**WORK REQUIRED**
Identify and pull out each line of the entries in which "приема" occurs.

━━━━━━

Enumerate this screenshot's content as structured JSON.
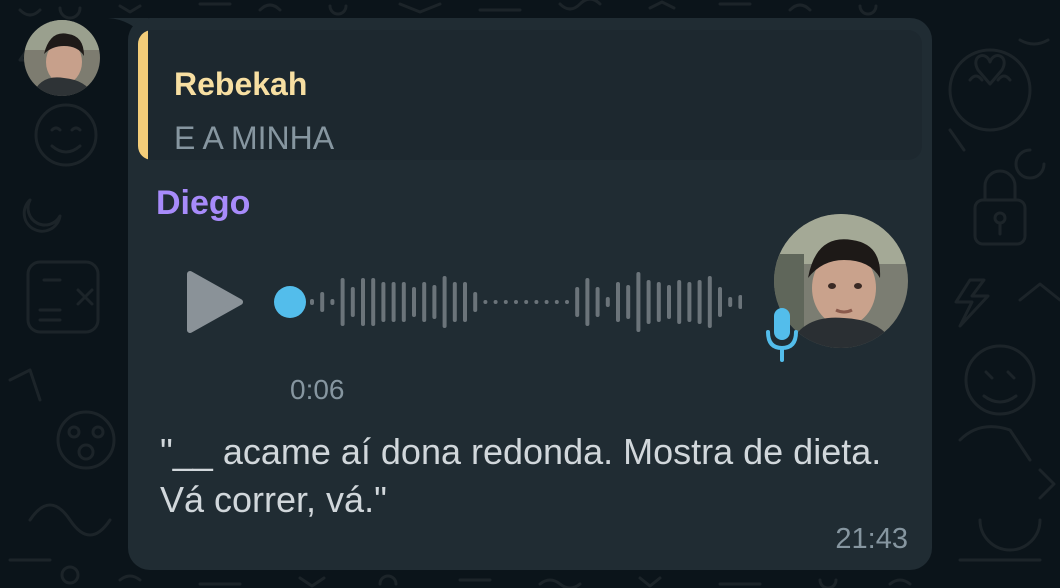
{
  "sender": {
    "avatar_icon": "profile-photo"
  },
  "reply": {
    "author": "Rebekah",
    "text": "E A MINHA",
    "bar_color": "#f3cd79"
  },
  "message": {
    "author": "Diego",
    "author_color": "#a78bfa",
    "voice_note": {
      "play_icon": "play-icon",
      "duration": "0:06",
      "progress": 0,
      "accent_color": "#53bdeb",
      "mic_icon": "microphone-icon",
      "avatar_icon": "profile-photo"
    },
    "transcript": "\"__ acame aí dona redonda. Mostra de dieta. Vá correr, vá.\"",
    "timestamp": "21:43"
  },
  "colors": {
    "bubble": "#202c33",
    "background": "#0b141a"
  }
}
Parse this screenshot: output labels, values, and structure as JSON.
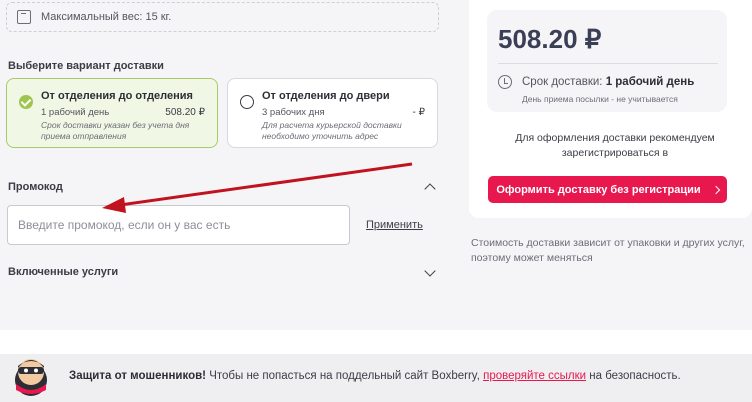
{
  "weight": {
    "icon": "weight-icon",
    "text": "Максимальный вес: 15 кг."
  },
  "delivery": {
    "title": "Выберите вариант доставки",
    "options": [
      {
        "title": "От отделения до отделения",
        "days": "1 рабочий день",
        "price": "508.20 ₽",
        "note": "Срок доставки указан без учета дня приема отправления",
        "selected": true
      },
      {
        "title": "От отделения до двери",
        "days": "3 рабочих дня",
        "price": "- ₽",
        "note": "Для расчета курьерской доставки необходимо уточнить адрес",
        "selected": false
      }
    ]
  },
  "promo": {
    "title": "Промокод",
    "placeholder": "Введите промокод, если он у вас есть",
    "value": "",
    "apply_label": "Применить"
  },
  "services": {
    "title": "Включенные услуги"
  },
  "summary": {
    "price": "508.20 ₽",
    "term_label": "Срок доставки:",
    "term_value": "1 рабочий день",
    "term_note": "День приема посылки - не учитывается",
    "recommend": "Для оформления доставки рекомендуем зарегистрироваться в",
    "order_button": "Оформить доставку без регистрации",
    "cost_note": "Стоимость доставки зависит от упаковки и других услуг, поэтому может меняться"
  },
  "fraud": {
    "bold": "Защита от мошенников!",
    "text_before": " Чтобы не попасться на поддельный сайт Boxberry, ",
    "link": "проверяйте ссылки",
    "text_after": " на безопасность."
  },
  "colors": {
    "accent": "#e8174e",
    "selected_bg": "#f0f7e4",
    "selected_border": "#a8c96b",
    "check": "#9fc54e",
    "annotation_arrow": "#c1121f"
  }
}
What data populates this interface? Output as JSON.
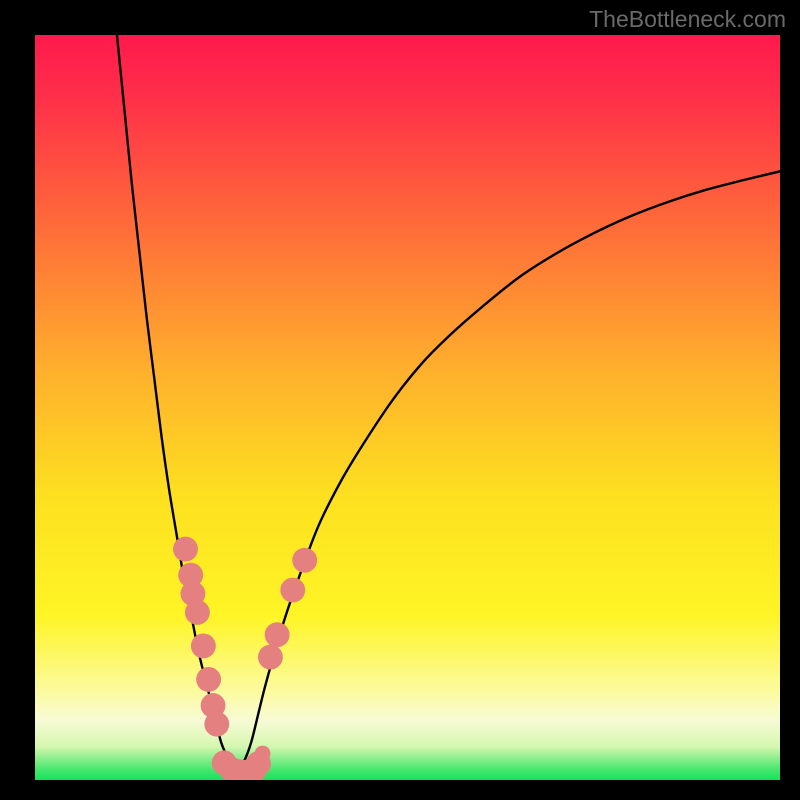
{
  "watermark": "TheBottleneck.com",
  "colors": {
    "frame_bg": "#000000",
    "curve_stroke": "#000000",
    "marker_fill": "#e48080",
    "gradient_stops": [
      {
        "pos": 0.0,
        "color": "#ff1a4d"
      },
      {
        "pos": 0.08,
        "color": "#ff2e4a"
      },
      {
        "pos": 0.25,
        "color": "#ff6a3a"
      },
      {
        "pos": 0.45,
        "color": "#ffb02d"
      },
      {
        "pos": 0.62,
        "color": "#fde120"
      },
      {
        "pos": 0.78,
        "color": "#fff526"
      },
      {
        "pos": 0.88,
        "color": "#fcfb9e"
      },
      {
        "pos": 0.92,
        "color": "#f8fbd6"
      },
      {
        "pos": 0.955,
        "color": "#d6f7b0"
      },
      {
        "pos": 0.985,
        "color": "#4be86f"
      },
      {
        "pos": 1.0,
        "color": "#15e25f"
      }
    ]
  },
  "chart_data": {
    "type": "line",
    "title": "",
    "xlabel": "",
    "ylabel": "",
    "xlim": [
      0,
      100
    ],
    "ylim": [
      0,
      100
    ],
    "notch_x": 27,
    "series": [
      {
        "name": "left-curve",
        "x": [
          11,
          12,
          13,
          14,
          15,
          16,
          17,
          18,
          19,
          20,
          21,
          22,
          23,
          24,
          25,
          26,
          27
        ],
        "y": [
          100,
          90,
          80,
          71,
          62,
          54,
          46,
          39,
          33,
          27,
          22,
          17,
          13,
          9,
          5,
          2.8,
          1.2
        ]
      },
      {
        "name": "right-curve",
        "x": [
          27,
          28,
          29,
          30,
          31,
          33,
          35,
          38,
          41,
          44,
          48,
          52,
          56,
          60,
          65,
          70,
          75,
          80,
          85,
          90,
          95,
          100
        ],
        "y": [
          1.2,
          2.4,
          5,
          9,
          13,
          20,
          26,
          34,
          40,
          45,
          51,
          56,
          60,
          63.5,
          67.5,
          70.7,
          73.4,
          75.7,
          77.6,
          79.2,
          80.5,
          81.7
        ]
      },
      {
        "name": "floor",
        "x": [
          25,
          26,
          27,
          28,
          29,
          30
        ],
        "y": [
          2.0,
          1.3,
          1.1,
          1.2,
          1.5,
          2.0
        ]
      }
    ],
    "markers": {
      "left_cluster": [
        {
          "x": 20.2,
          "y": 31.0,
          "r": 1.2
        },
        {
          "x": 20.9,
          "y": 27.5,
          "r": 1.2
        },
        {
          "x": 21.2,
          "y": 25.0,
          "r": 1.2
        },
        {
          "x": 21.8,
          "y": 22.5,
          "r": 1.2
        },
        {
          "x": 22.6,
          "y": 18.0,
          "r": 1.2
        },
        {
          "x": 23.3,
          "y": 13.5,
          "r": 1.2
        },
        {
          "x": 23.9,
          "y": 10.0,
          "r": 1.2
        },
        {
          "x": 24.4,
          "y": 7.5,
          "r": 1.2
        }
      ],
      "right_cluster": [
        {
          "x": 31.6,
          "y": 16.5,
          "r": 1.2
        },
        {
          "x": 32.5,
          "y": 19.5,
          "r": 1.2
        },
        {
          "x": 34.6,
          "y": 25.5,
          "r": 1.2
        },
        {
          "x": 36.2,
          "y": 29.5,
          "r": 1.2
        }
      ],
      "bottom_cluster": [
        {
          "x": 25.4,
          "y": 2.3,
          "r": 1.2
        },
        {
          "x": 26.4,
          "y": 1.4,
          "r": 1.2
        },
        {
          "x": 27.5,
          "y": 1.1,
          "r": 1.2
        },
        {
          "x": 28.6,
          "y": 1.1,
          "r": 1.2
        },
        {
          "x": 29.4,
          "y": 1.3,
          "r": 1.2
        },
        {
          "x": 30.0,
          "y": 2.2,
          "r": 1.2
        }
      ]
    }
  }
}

━━━━━━

**SOLUTION FOR THIS PROBLEM**
        "note": "Срок доставки указан без учета дня приема отправления",
    "term_note": "День приема посылки - не учитывается",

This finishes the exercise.